Write out the listing below again, precisely as it is given.

/---

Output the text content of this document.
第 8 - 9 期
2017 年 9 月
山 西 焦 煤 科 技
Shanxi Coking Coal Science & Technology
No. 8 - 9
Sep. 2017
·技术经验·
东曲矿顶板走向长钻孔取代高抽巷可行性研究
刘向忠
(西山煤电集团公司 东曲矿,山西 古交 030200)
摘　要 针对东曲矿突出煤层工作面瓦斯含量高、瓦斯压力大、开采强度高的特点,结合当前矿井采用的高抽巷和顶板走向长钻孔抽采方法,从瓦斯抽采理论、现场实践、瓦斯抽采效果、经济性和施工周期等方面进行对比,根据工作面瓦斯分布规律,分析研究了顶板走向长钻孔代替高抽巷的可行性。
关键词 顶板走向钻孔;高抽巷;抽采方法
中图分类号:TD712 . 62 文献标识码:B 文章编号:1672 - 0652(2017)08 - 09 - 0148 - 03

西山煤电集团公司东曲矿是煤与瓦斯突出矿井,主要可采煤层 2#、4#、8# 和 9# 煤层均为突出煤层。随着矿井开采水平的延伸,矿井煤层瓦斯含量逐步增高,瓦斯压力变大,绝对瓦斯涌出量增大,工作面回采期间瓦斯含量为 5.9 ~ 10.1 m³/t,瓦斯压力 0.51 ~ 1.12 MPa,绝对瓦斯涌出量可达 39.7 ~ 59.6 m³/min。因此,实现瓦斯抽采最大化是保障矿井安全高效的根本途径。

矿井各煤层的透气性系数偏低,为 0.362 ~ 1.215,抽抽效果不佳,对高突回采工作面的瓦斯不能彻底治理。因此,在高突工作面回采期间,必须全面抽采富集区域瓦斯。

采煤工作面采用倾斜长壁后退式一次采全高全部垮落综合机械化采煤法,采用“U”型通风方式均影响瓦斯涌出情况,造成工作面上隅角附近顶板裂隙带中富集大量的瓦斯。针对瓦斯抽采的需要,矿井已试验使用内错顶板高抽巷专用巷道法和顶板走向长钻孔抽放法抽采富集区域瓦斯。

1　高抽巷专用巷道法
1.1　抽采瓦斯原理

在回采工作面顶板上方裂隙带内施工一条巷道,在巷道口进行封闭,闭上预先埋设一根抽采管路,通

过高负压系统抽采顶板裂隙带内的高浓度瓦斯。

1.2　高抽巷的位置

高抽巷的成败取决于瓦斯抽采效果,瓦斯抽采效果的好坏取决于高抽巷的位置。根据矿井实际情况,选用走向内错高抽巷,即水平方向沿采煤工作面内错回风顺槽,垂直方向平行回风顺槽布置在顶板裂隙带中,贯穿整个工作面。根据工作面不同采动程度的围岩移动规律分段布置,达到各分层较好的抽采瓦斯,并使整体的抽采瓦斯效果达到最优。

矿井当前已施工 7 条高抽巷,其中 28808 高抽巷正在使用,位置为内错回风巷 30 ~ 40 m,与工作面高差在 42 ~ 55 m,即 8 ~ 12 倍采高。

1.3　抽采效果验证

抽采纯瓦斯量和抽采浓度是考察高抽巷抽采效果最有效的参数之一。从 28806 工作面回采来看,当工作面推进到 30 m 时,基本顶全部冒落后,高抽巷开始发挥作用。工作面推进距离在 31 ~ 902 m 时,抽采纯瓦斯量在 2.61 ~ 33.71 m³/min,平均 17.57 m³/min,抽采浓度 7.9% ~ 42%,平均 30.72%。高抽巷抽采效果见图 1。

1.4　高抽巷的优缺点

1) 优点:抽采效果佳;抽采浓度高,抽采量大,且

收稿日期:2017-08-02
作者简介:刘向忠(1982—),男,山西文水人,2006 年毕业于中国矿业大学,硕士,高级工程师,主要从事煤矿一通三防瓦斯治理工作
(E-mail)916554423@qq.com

\---

▸ **The solution**
Output the text content of this document.
第 8 - 9 期
2017 年 9 月
山 西 焦 煤 科 技
Shanxi Coking Coal Science & Technology
No. 8 - 9
Sep. 2017
·技术经验·
东曲矿顶板走向长钻孔取代高抽巷可行性研究
刘向忠
(西山煤电集团公司 东曲矿,山西 古交 030200)
摘　要 针对东曲矿突出煤层工作面瓦斯含量高、瓦斯压力大、开采强度高的特点,结合当前矿井采用的高抽巷和顶板走向长钻孔抽采方法,从瓦斯抽采理论、现场实践、瓦斯抽采效果、经济性和施工周期等方面进行对比,根据工作面瓦斯分布规律,分析研究了顶板走向长钻孔代替高抽巷的可行性。
关键词 顶板走向钻孔;高抽巷;抽采方法
中图分类号:TD712 . 62 文献标识码:B 文章编号:1672 - 0652(2017)08 - 09 - 0148 - 03

西山煤电集团公司东曲矿是煤与瓦斯突出矿井,主要可采煤层 2#、4#、8# 和 9# 煤层均为突出煤层。随着矿井开采水平的延伸,矿井煤层瓦斯含量逐步增高,瓦斯压力变大,绝对瓦斯涌出量增大,工作面回采期间瓦斯含量为 5.9 ~ 10.1 m³/t,瓦斯压力 0.51 ~ 1.12 MPa,绝对瓦斯涌出量可达 39.7 ~ 59.6 m³/min。因此,实现瓦斯抽采最大化是保障矿井安全高效的根本途径。

矿井各煤层的透气性系数偏低,为 0.362 ~ 1.215,抽抽效果不佳,对高突回采工作面的瓦斯不能彻底治理。因此,在高突工作面回采期间,必须全面抽采富集区域瓦斯。

采煤工作面采用倾斜长壁后退式一次采全高全部垮落综合机械化采煤法,采用“U”型通风方式均影响瓦斯涌出情况,造成工作面上隅角附近顶板裂隙带中富集大量的瓦斯。针对瓦斯抽采的需要,矿井已试验使用内错顶板高抽巷专用巷道法和顶板走向长钻孔抽放法抽采富集区域瓦斯。

1　高抽巷专用巷道法
1.1　抽采瓦斯原理

在回采工作面顶板上方裂隙带内施工一条巷道,在巷道口进行封闭,闭上预先埋设一根抽采管路,通

过高负压系统抽采顶板裂隙带内的高浓度瓦斯。

1.2　高抽巷的位置

高抽巷的成败取决于瓦斯抽采效果,瓦斯抽采效果的好坏取决于高抽巷的位置。根据矿井实际情况,选用走向内错高抽巷,即水平方向沿采煤工作面内错回风顺槽,垂直方向平行回风顺槽布置在顶板裂隙带中,贯穿整个工作面。根据工作面不同采动程度的围岩移动规律分段布置,达到各分层较好的抽采瓦斯,并使整体的抽采瓦斯效果达到最优。

矿井当前已施工 7 条高抽巷,其中 28808 高抽巷正在使用,位置为内错回风巷 30 ~ 40 m,与工作面高差在 42 ~ 55 m,即 8 ~ 12 倍采高。

1.3　抽采效果验证

抽采纯瓦斯量和抽采浓度是考察高抽巷抽采效果最有效的参数之一。从 28806 工作面回采来看,当工作面推进到 30 m 时,基本顶全部冒落后,高抽巷开始发挥作用。工作面推进距离在 31 ~ 902 m 时,抽采纯瓦斯量在 2.61 ~ 33.71 m³/min,平均 17.57 m³/min,抽采浓度 7.9% ~ 42%,平均 30.72%。高抽巷抽采效果见图 1。

1.4　高抽巷的优缺点

1) 优点:抽采效果佳;抽采浓度高,抽采量大,且

收稿日期:2017-08-02
作者简介:刘向忠(1982—),男,山西文水人,2006 年毕业于中国矿业大学,硕士,高级工程师,主要从事煤矿一通三防瓦斯治理工作
(E-mail)916554423@qq.com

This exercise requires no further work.